[BEGIN]
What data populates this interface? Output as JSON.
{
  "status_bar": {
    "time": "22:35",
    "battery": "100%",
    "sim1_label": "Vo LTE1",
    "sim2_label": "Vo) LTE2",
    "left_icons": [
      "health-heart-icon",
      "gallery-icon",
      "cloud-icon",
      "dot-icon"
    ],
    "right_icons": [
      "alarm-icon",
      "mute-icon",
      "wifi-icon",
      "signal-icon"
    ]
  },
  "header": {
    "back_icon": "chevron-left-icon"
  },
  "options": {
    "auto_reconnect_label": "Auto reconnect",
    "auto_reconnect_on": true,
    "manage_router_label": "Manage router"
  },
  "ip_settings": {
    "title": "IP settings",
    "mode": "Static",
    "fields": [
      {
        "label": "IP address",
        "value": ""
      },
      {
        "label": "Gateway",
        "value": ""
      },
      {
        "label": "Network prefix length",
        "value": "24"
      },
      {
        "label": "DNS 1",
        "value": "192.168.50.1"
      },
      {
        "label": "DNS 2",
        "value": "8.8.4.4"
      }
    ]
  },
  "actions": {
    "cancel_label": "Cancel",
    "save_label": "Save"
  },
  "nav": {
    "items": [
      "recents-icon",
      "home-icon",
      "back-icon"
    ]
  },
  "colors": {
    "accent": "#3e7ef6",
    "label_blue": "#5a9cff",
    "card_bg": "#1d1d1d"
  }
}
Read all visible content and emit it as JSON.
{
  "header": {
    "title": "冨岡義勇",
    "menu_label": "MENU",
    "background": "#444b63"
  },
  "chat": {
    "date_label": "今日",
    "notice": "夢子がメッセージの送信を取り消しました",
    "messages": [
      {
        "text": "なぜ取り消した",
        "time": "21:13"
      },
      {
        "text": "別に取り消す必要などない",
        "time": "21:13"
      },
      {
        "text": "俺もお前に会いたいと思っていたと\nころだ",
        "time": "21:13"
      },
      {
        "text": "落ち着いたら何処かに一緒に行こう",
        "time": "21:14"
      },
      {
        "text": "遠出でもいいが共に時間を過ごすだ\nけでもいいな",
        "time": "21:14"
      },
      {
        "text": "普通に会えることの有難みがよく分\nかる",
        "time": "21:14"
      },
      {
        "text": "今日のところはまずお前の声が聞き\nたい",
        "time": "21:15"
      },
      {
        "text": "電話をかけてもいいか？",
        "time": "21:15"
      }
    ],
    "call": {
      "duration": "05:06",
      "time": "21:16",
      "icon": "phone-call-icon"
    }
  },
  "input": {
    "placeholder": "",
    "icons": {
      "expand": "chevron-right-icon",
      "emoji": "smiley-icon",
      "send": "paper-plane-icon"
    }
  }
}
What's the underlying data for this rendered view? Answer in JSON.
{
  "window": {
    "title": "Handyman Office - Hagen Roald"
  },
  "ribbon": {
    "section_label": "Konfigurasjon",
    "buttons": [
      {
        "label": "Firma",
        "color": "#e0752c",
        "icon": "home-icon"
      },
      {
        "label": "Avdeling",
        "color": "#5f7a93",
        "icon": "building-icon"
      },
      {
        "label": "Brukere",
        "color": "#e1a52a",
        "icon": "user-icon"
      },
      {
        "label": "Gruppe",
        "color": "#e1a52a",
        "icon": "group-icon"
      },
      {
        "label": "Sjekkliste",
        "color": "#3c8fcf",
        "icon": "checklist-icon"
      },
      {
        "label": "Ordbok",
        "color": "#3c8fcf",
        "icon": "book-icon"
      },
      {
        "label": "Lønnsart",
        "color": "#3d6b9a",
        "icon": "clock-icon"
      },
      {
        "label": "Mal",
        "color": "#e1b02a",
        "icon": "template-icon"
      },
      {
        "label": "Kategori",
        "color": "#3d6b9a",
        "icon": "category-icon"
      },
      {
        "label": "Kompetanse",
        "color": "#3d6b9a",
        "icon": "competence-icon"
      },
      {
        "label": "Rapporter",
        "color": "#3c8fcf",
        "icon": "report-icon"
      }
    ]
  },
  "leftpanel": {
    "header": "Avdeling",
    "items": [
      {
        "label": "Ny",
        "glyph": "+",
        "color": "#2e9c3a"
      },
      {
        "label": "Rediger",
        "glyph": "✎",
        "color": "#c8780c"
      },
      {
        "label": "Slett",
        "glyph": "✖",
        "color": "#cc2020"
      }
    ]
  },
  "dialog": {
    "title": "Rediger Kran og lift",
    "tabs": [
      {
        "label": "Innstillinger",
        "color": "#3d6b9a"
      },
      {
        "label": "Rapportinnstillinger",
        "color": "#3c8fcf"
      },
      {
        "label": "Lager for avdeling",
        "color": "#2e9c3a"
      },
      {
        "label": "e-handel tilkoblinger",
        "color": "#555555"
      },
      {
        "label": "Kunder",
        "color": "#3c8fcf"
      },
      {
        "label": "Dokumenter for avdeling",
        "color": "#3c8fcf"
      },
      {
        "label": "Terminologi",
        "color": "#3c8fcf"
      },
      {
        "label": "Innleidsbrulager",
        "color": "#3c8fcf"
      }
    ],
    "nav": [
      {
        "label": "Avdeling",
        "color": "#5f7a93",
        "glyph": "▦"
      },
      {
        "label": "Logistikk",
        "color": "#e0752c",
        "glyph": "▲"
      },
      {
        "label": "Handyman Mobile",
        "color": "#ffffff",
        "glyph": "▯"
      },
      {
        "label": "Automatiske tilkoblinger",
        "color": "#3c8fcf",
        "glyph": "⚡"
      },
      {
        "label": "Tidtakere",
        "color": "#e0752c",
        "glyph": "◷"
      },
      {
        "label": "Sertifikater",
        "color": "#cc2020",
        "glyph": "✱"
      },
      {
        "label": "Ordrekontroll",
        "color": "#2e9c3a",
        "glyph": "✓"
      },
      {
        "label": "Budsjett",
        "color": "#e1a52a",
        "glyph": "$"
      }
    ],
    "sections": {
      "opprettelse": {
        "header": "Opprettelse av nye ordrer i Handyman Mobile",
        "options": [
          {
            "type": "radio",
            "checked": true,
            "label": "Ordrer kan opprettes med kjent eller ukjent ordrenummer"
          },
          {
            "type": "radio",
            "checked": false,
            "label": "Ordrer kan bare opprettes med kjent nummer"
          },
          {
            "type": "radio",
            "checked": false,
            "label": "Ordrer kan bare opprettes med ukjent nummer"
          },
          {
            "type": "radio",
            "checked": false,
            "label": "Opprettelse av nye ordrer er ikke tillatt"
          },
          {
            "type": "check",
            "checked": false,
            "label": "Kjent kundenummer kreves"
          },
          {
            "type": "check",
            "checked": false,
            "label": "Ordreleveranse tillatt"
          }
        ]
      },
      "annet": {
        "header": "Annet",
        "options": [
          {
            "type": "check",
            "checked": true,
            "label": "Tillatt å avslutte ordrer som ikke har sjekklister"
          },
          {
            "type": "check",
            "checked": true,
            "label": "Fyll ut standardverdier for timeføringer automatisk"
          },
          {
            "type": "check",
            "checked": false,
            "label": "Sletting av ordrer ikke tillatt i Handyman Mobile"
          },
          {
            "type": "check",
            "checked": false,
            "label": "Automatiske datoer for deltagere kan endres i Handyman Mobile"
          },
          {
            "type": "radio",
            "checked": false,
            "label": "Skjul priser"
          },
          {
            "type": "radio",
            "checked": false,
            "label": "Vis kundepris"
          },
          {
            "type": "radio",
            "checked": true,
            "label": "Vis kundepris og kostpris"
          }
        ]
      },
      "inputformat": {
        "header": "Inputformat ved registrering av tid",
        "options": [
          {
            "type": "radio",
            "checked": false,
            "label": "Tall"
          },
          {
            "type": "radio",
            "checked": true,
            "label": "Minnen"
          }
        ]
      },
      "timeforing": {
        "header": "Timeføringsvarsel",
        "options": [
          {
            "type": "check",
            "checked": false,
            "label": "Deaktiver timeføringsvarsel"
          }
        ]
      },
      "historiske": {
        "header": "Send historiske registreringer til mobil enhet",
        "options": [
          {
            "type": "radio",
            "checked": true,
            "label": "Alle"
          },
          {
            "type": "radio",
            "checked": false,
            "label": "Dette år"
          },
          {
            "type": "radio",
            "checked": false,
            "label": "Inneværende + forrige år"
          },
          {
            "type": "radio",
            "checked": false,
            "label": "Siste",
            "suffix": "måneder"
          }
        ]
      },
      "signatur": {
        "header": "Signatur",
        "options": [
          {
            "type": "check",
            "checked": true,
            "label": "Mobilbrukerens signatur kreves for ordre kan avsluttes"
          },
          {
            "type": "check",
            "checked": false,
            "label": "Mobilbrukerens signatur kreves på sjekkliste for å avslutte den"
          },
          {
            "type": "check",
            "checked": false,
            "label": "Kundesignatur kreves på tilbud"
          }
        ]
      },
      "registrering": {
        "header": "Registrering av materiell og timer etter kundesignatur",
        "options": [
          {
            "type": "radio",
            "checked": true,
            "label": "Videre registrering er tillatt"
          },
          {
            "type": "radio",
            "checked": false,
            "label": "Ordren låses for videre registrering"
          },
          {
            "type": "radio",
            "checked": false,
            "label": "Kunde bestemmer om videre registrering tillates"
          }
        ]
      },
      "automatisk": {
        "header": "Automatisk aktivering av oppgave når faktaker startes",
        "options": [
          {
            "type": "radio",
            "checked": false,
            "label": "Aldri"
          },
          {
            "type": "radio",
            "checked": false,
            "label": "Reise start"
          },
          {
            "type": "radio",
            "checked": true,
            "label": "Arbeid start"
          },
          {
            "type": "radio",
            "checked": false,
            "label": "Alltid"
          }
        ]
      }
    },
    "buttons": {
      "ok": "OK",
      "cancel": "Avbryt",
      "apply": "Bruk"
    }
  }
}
[END]
• [EXERCISE PROMPT]:
Lines that include the word "historiske" are to be extracted from the data above.

• [TASK SOLUTION]:
      "historiske": {
        "header": "Send historiske registreringer til mobil enhet",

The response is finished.